## start Data for this exercise
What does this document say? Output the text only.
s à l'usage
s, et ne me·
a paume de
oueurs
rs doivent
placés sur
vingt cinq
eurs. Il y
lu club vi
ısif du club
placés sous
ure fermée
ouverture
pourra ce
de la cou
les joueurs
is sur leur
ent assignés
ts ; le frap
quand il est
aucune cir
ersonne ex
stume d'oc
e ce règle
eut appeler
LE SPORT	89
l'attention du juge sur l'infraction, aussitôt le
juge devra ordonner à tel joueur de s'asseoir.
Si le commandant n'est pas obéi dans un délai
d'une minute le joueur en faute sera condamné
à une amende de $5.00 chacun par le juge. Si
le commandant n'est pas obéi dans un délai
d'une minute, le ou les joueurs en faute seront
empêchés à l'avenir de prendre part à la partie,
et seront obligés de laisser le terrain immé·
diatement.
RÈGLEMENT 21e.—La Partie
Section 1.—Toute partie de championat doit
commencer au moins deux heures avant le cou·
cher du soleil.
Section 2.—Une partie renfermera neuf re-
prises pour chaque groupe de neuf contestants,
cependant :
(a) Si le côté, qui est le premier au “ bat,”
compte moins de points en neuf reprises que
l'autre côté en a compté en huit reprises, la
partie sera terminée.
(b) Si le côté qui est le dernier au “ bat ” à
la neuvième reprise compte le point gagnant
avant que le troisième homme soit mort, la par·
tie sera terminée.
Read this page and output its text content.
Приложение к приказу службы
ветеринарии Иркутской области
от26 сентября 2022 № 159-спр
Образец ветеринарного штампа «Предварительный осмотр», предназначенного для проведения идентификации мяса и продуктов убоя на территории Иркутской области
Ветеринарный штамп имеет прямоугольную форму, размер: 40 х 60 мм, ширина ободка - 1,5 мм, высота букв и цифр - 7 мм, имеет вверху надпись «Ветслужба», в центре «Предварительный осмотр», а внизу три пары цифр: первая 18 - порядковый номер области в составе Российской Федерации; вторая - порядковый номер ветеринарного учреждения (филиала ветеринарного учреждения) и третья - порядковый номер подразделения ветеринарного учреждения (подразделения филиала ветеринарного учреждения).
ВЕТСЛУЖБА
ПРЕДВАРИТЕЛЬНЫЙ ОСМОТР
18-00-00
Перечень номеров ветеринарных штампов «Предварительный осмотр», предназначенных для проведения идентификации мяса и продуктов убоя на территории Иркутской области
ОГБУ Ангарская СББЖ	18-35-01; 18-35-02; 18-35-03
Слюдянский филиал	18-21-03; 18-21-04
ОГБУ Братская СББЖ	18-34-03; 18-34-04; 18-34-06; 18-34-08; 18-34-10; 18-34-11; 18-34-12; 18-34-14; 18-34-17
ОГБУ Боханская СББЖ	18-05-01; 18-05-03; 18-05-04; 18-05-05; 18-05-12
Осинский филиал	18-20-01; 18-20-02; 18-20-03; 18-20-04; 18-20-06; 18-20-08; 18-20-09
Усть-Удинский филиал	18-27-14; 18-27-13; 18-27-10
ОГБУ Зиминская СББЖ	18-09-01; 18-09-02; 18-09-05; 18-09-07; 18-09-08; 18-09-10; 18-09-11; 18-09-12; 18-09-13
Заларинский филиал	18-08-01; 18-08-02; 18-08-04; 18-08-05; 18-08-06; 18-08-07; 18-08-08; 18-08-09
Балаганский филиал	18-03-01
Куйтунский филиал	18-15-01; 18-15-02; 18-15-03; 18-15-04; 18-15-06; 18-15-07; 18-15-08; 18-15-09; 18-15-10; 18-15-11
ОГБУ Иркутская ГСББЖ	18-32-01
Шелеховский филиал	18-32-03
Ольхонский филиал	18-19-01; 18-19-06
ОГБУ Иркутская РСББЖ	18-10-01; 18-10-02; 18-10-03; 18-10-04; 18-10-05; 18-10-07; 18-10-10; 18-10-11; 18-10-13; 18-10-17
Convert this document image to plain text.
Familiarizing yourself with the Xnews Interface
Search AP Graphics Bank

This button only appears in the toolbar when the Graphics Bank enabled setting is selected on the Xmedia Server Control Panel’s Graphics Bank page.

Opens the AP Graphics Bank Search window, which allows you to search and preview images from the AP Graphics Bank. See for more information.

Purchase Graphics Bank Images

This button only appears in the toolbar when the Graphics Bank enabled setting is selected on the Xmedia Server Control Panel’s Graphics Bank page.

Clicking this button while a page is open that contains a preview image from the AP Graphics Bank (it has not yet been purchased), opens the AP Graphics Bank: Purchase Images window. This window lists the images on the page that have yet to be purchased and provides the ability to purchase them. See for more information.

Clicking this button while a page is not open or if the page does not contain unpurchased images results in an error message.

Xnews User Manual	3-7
## end Data for this exercise
• [Given request] Extract each entry in full, exactly as given.

• [Exercise answer]
What does this document say? Output the text only.
s à l'usage
s, et ne me·
a paume de
oueurs
rs doivent
placés sur
vingt cinq
eurs. Il y
lu club vi
ısif du club
placés sous
ure fermée
ouverture
pourra ce
de la cou
les joueurs
is sur leur
ent assignés
ts ; le frap
quand il est
aucune cir
ersonne ex
stume d'oc
e ce règle
eut appeler
LE SPORT	89
l'attention du juge sur l'infraction, aussitôt le
juge devra ordonner à tel joueur de s'asseoir.
Si le commandant n'est pas obéi dans un délai
d'une minute le joueur en faute sera condamné
à une amende de $5.00 chacun par le juge. Si
le commandant n'est pas obéi dans un délai
d'une minute, le ou les joueurs en faute seront
empêchés à l'avenir de prendre part à la partie,
et seront obligés de laisser le terrain immé·
diatement.
RÈGLEMENT 21e.—La Partie
Section 1.—Toute partie de championat doit
commencer au moins deux heures avant le cou·
cher du soleil.
Section 2.—Une partie renfermera neuf re-
prises pour chaque groupe de neuf contestants,
cependant :
(a) Si le côté, qui est le premier au “ bat,”
compte moins de points en neuf reprises que
l'autre côté en a compté en huit reprises, la
partie sera terminée.
(b) Si le côté qui est le dernier au “ bat ” à
la neuvième reprise compte le point gagnant
avant que le troisième homme soit mort, la par·
tie sera terminée.
Read this page and output its text content.
Приложение к приказу службы
ветеринарии Иркутской области
от26 сентября 2022 № 159-спр
Образец ветеринарного штампа «Предварительный осмотр», предназначенного для проведения идентификации мяса и продуктов убоя на территории Иркутской области
Ветеринарный штамп имеет прямоугольную форму, размер: 40 х 60 мм, ширина ободка - 1,5 мм, высота букв и цифр - 7 мм, имеет вверху надпись «Ветслужба», в центре «Предварительный осмотр», а внизу три пары цифр: первая 18 - порядковый номер области в составе Российской Федерации; вторая - порядковый номер ветеринарного учреждения (филиала ветеринарного учреждения) и третья - порядковый номер подразделения ветеринарного учреждения (подразделения филиала ветеринарного учреждения).
ВЕТСЛУЖБА
ПРЕДВАРИТЕЛЬНЫЙ ОСМОТР
18-00-00
Перечень номеров ветеринарных штампов «Предварительный осмотр», предназначенных для проведения идентификации мяса и продуктов убоя на территории Иркутской области
ОГБУ Ангарская СББЖ	18-35-01; 18-35-02; 18-35-03
Слюдянский филиал	18-21-03; 18-21-04
ОГБУ Братская СББЖ	18-34-03; 18-34-04; 18-34-06; 18-34-08; 18-34-10; 18-34-11; 18-34-12; 18-34-14; 18-34-17
ОГБУ Боханская СББЖ	18-05-01; 18-05-03; 18-05-04; 18-05-05; 18-05-12
Осинский филиал	18-20-01; 18-20-02; 18-20-03; 18-20-04; 18-20-06; 18-20-08; 18-20-09
Усть-Удинский филиал	18-27-14; 18-27-13; 18-27-10
ОГБУ Зиминская СББЖ	18-09-01; 18-09-02; 18-09-05; 18-09-07; 18-09-08; 18-09-10; 18-09-11; 18-09-12; 18-09-13
Заларинский филиал	18-08-01; 18-08-02; 18-08-04; 18-08-05; 18-08-06; 18-08-07; 18-08-08; 18-08-09
Балаганский филиал	18-03-01
Куйтунский филиал	18-15-01; 18-15-02; 18-15-03; 18-15-04; 18-15-06; 18-15-07; 18-15-08; 18-15-09; 18-15-10; 18-15-11
ОГБУ Иркутская ГСББЖ	18-32-01
Шелеховский филиал	18-32-03
Ольхонский филиал	18-19-01; 18-19-06
ОГБУ Иркутская РСББЖ	18-10-01; 18-10-02; 18-10-03; 18-10-04; 18-10-05; 18-10-07; 18-10-10; 18-10-11; 18-10-13; 18-10-17
Convert this document image to plain text.
Familiarizing yourself with the Xnews Interface
Search AP Graphics Bank

This button only appears in the toolbar when the Graphics Bank enabled setting is selected on the Xmedia Server Control Panel’s Graphics Bank page.

Opens the AP Graphics Bank Search window, which allows you to search and preview images from the AP Graphics Bank. See for more information.

Purchase Graphics Bank Images

This button only appears in the toolbar when the Graphics Bank enabled setting is selected on the Xmedia Server Control Panel’s Graphics Bank page.

Clicking this button while a page is open that contains a preview image from the AP Graphics Bank (it has not yet been purchased), opens the AP Graphics Bank: Purchase Images window. This window lists the images on the page that have yet to be purchased and provides the ability to purchase them. See for more information.

Clicking this button while a page is not open or if the page does not contain unpurchased images results in an error message.

Xnews User Manual	3-7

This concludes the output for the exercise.